### Aim of the exercise
Rewrite the stretch of records from the start through the line containing "677, 1330, 716]", replacing "Polygon" with "Path" and leaving all else unchanged. Return only that stretch.

### Information given
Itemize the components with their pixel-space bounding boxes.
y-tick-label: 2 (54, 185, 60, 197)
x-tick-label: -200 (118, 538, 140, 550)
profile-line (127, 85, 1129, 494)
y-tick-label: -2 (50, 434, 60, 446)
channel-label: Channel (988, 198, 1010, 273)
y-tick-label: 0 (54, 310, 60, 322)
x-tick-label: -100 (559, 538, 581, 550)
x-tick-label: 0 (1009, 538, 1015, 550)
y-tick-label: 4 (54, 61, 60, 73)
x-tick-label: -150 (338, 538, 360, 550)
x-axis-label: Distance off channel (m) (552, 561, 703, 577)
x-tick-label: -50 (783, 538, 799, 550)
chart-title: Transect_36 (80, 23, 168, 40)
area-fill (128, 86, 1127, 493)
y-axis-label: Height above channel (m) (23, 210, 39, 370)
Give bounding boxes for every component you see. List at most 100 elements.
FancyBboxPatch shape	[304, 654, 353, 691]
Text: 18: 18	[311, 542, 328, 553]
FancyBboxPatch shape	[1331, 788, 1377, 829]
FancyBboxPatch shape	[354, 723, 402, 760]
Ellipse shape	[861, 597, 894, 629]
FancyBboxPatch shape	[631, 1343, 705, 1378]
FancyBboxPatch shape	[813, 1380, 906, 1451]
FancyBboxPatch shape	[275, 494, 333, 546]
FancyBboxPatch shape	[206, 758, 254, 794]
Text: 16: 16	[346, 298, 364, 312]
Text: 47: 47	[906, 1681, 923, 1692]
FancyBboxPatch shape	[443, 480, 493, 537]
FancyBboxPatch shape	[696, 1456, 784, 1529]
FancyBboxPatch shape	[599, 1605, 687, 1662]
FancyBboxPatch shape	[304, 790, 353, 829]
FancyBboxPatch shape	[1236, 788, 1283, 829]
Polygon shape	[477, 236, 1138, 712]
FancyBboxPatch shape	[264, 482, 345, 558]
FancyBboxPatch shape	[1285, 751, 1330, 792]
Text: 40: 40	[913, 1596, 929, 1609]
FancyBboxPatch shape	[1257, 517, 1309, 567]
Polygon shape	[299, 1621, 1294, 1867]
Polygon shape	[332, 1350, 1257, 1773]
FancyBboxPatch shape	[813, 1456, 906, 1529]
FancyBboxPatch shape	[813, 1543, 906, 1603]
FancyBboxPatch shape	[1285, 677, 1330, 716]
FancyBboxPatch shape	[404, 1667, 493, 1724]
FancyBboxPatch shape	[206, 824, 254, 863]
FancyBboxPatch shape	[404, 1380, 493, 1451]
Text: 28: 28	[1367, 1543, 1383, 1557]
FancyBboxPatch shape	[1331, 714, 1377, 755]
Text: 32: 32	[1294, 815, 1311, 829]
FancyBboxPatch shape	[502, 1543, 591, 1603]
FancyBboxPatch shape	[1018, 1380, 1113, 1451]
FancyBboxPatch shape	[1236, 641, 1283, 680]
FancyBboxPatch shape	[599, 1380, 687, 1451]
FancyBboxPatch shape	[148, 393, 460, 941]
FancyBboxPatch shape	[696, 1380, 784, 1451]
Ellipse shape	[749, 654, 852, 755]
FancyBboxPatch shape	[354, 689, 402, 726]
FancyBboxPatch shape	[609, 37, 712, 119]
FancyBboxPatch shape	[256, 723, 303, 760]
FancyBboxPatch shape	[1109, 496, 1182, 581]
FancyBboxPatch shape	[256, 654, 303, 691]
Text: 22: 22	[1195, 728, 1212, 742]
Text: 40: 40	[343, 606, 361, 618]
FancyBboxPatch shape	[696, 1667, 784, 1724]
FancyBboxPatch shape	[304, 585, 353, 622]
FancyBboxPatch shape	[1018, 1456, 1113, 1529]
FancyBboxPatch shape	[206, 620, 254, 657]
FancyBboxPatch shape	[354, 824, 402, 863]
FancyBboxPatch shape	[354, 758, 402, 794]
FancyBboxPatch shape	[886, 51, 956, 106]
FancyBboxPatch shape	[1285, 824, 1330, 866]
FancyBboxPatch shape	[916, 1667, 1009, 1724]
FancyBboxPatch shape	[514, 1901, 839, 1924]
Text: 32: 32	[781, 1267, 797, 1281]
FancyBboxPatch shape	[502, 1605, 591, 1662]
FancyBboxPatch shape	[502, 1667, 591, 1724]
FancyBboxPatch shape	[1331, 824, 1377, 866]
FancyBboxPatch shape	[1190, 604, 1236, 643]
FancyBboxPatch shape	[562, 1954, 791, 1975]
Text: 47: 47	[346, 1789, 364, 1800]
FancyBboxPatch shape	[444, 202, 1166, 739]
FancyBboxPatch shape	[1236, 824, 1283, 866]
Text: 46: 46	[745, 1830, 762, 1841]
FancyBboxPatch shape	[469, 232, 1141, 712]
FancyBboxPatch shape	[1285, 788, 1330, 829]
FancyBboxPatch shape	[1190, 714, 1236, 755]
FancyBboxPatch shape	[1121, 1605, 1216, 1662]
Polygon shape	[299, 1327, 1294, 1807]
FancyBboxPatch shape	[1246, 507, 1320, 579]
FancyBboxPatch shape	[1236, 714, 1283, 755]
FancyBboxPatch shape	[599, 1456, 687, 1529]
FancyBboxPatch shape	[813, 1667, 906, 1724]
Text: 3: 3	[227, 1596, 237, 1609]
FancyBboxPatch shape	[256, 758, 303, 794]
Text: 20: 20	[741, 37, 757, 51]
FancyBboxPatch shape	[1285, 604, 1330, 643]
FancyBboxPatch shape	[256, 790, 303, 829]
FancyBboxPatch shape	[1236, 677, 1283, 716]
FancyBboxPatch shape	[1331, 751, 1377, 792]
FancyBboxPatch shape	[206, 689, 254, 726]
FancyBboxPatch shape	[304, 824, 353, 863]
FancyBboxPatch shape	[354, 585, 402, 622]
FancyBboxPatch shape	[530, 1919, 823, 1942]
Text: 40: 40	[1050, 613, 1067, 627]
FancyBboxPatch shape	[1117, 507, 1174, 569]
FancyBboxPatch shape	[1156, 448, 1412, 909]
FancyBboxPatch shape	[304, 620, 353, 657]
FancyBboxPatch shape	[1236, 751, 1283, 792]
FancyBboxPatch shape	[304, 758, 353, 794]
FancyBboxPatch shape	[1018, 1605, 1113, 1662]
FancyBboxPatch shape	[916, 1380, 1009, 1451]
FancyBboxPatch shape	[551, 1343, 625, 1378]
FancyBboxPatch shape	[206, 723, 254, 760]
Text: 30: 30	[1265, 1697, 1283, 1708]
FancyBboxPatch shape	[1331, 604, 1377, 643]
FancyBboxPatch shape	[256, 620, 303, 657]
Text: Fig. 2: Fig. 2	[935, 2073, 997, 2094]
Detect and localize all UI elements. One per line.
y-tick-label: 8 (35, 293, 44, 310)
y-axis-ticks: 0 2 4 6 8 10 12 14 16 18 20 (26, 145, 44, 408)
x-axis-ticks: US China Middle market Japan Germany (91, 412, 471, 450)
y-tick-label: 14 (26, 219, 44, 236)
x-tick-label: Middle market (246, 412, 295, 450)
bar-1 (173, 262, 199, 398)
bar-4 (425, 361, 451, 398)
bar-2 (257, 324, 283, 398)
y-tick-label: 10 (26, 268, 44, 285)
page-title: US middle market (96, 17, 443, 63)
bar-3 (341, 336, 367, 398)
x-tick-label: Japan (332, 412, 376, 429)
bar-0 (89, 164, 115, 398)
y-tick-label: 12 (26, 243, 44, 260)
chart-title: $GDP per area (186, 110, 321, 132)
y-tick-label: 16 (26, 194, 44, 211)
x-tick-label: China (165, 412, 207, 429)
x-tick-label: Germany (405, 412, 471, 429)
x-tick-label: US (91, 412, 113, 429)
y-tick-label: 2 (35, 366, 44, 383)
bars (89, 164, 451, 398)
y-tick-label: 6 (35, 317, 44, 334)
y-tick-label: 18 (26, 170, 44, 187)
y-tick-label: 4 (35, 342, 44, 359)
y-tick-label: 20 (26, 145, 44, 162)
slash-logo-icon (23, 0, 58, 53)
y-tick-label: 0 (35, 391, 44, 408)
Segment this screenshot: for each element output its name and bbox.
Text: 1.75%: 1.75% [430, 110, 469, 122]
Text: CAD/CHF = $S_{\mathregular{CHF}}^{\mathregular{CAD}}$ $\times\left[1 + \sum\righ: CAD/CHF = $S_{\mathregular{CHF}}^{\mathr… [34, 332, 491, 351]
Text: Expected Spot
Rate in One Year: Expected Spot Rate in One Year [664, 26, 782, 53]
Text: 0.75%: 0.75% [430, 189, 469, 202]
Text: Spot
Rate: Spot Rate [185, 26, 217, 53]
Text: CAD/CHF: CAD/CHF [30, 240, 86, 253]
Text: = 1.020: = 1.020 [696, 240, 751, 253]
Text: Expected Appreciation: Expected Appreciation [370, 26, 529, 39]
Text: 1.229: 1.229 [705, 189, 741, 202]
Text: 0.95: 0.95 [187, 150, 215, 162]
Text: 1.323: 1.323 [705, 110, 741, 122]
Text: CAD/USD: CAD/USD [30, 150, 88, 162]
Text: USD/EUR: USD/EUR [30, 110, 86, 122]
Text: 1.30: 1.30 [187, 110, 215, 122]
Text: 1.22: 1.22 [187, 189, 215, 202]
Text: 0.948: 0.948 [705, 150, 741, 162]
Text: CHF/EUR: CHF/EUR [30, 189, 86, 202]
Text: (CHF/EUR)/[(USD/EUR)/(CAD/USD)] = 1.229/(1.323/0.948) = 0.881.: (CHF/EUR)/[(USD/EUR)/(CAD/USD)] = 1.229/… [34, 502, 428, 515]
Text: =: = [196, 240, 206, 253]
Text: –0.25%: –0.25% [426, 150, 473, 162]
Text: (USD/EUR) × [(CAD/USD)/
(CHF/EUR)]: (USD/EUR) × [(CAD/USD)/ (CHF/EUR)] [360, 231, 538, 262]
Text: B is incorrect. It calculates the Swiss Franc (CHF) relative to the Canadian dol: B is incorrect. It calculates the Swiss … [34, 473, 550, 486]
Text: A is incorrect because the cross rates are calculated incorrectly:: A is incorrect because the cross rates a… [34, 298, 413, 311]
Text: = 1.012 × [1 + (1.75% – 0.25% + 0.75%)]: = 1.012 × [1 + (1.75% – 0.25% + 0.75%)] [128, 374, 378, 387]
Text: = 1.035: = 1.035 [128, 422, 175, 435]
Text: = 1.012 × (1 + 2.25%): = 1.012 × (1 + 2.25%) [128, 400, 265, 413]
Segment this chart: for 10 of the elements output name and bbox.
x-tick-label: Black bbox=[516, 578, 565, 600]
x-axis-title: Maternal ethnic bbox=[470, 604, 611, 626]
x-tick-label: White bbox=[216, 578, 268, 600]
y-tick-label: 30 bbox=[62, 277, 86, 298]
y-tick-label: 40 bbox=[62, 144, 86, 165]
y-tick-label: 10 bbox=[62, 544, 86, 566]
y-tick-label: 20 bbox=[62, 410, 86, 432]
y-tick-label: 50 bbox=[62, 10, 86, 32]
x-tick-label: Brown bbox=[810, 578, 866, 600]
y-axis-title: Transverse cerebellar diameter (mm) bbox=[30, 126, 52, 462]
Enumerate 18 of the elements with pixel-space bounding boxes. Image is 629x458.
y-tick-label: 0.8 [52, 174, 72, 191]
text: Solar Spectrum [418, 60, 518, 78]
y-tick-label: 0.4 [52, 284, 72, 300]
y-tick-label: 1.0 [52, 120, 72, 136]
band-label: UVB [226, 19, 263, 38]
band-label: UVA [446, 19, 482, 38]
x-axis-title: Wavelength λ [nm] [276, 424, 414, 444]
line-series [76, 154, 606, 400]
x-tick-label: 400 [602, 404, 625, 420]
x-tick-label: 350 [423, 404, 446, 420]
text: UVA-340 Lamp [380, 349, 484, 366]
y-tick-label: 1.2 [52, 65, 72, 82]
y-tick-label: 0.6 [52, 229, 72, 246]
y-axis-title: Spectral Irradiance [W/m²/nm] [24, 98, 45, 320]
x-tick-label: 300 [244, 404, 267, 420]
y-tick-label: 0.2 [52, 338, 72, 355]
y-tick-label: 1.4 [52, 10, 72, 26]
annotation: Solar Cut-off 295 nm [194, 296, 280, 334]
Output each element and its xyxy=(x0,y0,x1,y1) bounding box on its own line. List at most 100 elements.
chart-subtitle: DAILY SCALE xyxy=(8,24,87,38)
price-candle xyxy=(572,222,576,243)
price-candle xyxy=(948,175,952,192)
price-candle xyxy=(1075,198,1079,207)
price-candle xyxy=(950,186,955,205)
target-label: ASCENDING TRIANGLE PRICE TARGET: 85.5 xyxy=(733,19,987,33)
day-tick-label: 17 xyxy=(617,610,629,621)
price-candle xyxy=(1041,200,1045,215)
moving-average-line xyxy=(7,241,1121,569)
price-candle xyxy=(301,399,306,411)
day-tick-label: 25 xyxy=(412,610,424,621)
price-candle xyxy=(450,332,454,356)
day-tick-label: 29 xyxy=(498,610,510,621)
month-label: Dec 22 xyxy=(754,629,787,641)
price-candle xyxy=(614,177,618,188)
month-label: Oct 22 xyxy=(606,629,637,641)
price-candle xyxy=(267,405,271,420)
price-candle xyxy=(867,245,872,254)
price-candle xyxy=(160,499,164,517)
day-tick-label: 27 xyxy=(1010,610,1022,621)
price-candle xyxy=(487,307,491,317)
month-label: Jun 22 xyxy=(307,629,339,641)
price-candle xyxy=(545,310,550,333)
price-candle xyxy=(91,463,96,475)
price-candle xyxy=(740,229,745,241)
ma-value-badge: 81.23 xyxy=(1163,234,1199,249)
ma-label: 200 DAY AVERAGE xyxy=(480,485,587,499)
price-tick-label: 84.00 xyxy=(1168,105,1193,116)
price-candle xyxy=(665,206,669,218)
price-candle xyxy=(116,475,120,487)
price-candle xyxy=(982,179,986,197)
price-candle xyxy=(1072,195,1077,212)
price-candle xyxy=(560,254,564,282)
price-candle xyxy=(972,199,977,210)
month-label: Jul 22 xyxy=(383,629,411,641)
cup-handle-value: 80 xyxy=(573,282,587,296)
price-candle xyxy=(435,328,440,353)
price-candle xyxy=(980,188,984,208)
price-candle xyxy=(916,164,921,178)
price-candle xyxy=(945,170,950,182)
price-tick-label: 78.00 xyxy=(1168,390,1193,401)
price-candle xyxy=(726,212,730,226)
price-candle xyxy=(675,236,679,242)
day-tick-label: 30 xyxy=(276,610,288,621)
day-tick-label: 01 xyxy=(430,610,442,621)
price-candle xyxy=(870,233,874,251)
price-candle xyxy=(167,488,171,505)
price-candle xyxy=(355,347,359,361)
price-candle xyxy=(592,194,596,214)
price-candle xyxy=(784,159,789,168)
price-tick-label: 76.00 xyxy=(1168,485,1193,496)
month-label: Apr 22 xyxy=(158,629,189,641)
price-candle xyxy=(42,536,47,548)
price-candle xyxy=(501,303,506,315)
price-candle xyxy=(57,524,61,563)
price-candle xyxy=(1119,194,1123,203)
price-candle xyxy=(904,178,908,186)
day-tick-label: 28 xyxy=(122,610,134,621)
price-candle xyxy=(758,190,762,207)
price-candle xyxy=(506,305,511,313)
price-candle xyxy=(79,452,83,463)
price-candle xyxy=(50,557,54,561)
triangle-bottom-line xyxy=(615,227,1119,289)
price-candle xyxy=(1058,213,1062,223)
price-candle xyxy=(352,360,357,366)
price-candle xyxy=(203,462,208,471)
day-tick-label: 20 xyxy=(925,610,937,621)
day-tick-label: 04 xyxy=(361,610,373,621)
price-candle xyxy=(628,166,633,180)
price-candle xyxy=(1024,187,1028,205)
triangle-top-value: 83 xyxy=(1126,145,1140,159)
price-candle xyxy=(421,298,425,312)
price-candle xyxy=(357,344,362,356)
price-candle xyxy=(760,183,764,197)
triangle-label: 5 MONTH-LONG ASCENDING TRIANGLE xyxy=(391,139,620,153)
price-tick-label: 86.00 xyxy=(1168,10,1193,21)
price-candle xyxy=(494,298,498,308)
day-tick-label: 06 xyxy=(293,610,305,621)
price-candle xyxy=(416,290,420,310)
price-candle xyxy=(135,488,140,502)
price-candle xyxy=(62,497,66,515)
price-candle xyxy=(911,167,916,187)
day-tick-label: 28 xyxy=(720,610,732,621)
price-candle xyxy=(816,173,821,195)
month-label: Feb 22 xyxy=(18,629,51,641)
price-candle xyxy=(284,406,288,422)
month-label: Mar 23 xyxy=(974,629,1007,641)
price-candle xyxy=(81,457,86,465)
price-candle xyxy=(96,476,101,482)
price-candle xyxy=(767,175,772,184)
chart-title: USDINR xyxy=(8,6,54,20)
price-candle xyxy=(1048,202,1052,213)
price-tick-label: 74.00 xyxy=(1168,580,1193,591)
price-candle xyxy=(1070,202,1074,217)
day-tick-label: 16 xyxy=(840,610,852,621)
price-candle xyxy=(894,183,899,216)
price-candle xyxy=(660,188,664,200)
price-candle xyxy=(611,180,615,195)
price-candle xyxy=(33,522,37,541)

### Finished task
Itemize the components with their pixel-space bounding boxes.
y-tick-label: 2 (54, 185, 60, 197)
x-tick-label: -200 (118, 538, 140, 550)
profile-line (127, 85, 1129, 494)
y-tick-label: -2 (50, 434, 60, 446)
channel-label: Channel (988, 198, 1010, 273)
y-tick-label: 0 (54, 310, 60, 322)
x-tick-label: -100 (559, 538, 581, 550)
x-tick-label: 0 (1009, 538, 1015, 550)
y-tick-label: 4 (54, 61, 60, 73)
x-tick-label: -150 (338, 538, 360, 550)
x-axis-label: Distance off channel (m) (552, 561, 703, 577)
x-tick-label: -50 (783, 538, 799, 550)
chart-title: Transect_36 (80, 23, 168, 40)
area-fill (128, 86, 1127, 493)
y-axis-label: Height above channel (m) (23, 210, 39, 370)
Give bounding boxes for every component you see. List at most 100 elements.
FancyBboxPatch shape	[304, 654, 353, 691]
Text: 18: 18	[311, 542, 328, 553]
FancyBboxPatch shape	[1331, 788, 1377, 829]
FancyBboxPatch shape	[354, 723, 402, 760]
Ellipse shape	[861, 597, 894, 629]
FancyBboxPatch shape	[631, 1343, 705, 1378]
FancyBboxPatch shape	[813, 1380, 906, 1451]
FancyBboxPatch shape	[275, 494, 333, 546]
FancyBboxPatch shape	[206, 758, 254, 794]
Text: 16: 16	[346, 298, 364, 312]
Text: 47: 47	[906, 1681, 923, 1692]
FancyBboxPatch shape	[443, 480, 493, 537]
FancyBboxPatch shape	[696, 1456, 784, 1529]
FancyBboxPatch shape	[599, 1605, 687, 1662]
FancyBboxPatch shape	[304, 790, 353, 829]
FancyBboxPatch shape	[1236, 788, 1283, 829]
Path shape	[477, 236, 1138, 712]
FancyBboxPatch shape	[264, 482, 345, 558]
FancyBboxPatch shape	[1285, 751, 1330, 792]
Text: 40: 40	[913, 1596, 929, 1609]
FancyBboxPatch shape	[1257, 517, 1309, 567]
Path shape	[299, 1621, 1294, 1867]
Path shape	[332, 1350, 1257, 1773]
FancyBboxPatch shape	[813, 1456, 906, 1529]
FancyBboxPatch shape	[813, 1543, 906, 1603]
FancyBboxPatch shape	[1285, 677, 1330, 716]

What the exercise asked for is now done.